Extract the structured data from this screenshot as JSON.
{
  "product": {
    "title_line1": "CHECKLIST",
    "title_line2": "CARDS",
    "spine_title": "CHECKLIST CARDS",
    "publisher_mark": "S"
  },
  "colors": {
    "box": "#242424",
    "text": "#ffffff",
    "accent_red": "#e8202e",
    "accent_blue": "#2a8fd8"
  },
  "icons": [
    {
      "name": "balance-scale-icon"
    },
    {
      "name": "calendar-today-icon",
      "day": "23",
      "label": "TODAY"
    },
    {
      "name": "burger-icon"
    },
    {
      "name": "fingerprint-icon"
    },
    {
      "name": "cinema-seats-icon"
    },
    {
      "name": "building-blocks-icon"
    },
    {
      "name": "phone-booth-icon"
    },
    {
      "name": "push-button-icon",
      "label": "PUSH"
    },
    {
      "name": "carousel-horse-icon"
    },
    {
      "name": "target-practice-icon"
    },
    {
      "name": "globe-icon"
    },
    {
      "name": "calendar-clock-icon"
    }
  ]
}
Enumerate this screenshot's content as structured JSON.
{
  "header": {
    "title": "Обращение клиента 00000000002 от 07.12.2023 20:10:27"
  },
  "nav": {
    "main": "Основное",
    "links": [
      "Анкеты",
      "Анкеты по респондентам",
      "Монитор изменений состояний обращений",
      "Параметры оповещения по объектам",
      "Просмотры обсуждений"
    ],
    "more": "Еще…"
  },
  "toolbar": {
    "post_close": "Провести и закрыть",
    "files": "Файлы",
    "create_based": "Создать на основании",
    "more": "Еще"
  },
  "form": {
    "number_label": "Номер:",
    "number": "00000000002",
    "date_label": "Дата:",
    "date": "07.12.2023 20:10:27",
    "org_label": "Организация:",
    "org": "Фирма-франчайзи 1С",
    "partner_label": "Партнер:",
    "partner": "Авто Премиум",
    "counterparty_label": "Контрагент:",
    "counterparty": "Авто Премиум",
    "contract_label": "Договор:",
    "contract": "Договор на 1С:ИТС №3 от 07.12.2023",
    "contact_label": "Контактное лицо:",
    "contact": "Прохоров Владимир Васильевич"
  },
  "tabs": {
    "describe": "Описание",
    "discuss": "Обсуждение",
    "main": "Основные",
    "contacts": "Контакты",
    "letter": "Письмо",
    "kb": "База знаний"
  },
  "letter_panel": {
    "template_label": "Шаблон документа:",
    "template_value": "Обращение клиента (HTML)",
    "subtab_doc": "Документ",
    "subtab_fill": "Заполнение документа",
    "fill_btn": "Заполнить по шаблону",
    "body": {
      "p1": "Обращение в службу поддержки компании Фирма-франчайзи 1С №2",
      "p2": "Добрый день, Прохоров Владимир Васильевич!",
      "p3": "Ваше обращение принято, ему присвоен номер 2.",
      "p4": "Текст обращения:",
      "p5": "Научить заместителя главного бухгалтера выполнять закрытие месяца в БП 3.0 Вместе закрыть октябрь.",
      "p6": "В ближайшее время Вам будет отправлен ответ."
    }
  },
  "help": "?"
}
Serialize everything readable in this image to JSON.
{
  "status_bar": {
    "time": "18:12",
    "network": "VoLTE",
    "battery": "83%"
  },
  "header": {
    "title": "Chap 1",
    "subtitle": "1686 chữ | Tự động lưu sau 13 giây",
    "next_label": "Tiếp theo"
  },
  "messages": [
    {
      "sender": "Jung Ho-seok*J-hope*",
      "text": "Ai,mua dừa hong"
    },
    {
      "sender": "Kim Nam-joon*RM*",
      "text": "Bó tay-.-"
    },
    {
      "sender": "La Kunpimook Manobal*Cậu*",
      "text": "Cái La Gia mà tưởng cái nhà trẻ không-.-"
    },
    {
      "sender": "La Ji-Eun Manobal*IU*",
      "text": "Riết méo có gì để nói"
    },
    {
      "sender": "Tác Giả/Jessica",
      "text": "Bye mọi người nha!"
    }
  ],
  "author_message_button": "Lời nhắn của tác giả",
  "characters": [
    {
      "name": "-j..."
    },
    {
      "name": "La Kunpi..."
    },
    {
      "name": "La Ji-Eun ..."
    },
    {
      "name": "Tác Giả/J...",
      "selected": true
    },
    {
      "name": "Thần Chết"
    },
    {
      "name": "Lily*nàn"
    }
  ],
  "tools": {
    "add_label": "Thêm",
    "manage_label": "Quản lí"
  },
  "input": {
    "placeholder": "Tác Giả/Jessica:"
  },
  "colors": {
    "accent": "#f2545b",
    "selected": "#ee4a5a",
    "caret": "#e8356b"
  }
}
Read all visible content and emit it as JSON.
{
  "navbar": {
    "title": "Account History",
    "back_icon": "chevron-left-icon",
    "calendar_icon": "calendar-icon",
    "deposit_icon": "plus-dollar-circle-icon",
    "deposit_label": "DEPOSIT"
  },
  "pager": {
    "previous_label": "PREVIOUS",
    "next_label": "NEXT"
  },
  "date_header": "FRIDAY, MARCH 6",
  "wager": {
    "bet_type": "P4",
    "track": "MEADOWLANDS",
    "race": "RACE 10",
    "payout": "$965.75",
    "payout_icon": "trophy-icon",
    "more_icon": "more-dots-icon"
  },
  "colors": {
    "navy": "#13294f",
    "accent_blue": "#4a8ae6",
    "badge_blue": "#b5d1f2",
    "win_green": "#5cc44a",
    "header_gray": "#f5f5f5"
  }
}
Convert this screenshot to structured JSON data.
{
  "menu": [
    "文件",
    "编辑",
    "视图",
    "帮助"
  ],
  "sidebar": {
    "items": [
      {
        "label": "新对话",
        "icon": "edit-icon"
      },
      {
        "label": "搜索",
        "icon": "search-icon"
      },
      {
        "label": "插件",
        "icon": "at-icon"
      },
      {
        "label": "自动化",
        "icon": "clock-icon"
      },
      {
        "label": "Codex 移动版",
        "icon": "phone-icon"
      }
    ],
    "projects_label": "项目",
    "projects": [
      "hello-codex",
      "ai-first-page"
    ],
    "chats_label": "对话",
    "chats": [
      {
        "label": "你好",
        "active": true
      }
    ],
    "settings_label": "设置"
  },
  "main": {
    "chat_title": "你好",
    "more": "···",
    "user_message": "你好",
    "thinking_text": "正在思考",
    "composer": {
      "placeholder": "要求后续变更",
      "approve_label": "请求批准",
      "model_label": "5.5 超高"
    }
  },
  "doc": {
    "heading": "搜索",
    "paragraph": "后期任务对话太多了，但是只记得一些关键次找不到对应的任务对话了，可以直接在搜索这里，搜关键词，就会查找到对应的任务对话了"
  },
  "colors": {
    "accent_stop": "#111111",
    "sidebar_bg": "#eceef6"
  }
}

******

## The exercise
Locate the word "sender" in the records above, and return each line that has it.

## Solution to the exercise
      "sender": "Jung Ho-seok*J-hope*",
      "sender": "Kim Nam-joon*RM*",
      "sender": "La Kunpimook Manobal*Cậu*",
      "sender": "La Ji-Eun Manobal*IU*",
      "sender": "Tác Giả/Jessica",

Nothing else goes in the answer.